[Problemas y tareas]:
• a. Explica, según el texto sobre los alumnos de la UNSL en Donovan, por qué surgió en 2016 la iniciativa que dirige Verónica Salinas.
• b. Reproduce del texto sobre los alumnos de la UNSL en Donovan todo el fragmento que va desde "Ayudan a buscar" hasta "de Daniel Donovan.".
• c. Prosigue el texto sobre los alumnos de la UNSL en Donovan a partir de su última oración.

[Texto]:
□ □ □ □
Alumnos de la UNSL realizan tareas solidarias en Donovan

Ayudan a buscar y mejorar la calidad en el crecimiento de los niños y adolescentes del pueblo, en la Escuela N° 192 “Maestro Rural Puntano»

Alumnos de las carreras de fonoaudiología, psicología, nutrición y enfermería de la UNSL realizan trabajos solidarios a través de la iniciativa «Alerta neurodesarrollo», un proyecto de extensión de la Facultad de Psicología (FaPsi) que busca mejorar la calidad de vida de la comunidad educativa de Daniel Donovan.

La finalidad que tiene es prevenir, evaluar y asistir el «neurodesarrollo» en niños de la comunidad escolar de ese pueblo, mediante el voluntariado de un “compromiso social universitario” e indagar el neurodesarrollo y funciones cognitivas en los niños escolarizados.

La directora del proyecto y quien inicio esta tarea, la licenciada en Fonoaudiología, Verónica Salinas, precisó que «surgió en el 2016 a raíz de conexiones con personal de los hospitales y centros de salud del interior, en especial con el hospital de Juana Koslay ‘Juan Gregorio Vivas’, en donde una fonoaudióloga me comentó que tenía muchos pacientes que vivían en zonas alejadas y a raíz de eso se les resultaba difícil acercarse. Le dije que teníamos que hacer algo desde la UNSL. Sé que a los alumnos les faltaba la práctica profesional, para que se reciban y comiencen a trabajar en una clínica».
Ese año Salinas, que también es docente en la facultad de psicología, con un grupo de 10 estudiantes de los últimos años comenzaron a asistir una vez por semana a los alumnos de la Escuela N° 192 “Maestro Rural Puntano».
□ □ □ □
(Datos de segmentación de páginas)

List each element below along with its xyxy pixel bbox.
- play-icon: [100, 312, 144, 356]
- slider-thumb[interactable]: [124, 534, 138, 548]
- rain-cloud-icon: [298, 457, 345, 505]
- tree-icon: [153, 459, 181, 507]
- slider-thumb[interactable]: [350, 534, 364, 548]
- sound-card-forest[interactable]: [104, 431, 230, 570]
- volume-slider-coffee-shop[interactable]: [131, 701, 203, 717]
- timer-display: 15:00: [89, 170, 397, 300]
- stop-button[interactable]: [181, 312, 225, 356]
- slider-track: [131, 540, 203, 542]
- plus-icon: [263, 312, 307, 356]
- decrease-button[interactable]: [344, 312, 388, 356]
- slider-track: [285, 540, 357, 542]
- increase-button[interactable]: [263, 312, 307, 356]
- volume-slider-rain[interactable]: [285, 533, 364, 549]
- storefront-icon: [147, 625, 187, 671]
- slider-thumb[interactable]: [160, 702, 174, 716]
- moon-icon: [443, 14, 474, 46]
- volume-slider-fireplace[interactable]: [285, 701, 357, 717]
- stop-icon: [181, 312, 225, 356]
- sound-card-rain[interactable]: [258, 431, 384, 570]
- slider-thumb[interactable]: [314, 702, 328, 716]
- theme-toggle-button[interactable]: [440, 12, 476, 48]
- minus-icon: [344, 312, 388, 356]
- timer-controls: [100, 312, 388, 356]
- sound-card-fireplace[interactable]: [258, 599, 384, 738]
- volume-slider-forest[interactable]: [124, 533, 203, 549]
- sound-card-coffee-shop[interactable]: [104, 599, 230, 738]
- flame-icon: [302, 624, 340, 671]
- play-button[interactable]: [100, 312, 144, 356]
□ □ □ □
[Resultados]:
• a. Surgió a raíz de conexiones con personal de hospitales y centros de salud del interior, en especial el hospital "Juan Gregorio Vivas" de Juana Koslay. Allí una fonoaudióloga le comentó a Salinas que tenía muchos pacientes que vivían en zonas alejadas y les resultaba difícil acercarse. Además, a los alumnos les faltaba la práctica profesional para recibirse y comenzar a trabajar en una clínica.

• b.
Ayudan a buscar y mejorar la calidad en el crecimiento de los niños y adolescentes del pueblo, en la Escuela N° 192 “Maestro Rural Puntano»

Alumnos de las carreras de fonoaudiología, psicología, nutrición y enfermería de la UNSL realizan trabajos solidarios a través de la iniciativa «Alerta neurodesarrollo», un proyecto de extensión de la Facultad de Psicología (FaPsi) que busca mejorar la calidad de vida de la comunidad educativa de Daniel Donovan.

• c.
La profesora vio que los niños también necesitaban apoyo de otras disciplinas y en 2017 se incorporaron estudiantes de psicología, nutrición y enfermería al proyecto, que comenzaron asistir y realizar talleres, con una docente perteneciente a cada una de esas carreras.

El neurodesarrollo incluye todos los procesamientos mediante los que el sistema nervioso se organiza como sistema de relación. Para que este desarrollo sea adecuado es fundamental una buena nutrición desde el embarazo, un ambiente familiar que estimule e interactué con el niño y una sociedad que pueda contenerlos y brindarles respuesta a las necesidades básicas. Actualmente, las familias atraviesan por diversos factores que causan estrés crónico entre sus integrantes, particularmente en los niños, perjudicando el desarrollo infantil y reflejándose en las funciones cognitivas como son el lenguaje, el aprendizaje, la memoria y las emociones.

«Desde este proyecto consideramos que el neurodesarrollo se encuentra en un estado de alerta y como acción transformadora de esta situación es fundamental considerar a los niños como individuos biopsicosocial cultural. El cerebro y su configuración cambian durante toda la vida y las transformaciones más importantes ocurren durante la infancia y la adolescencia», señaló.

Actividades realizadas

Las alumnas avanzadas en la carrera de fonoaudiología brindaron atención a niños con alguna dificultad, elaborando una planificación semanal con logros alcanzados y actividades supervisadas.

También se realizaron ateneos para los casos abordados, donde se hizo un estudio y se ofrecieron opiniones y sugerencias del grupo. Se realizaron talleres de estimulación del lenguaje, expresión corporal-oral y de estimulación auditiva.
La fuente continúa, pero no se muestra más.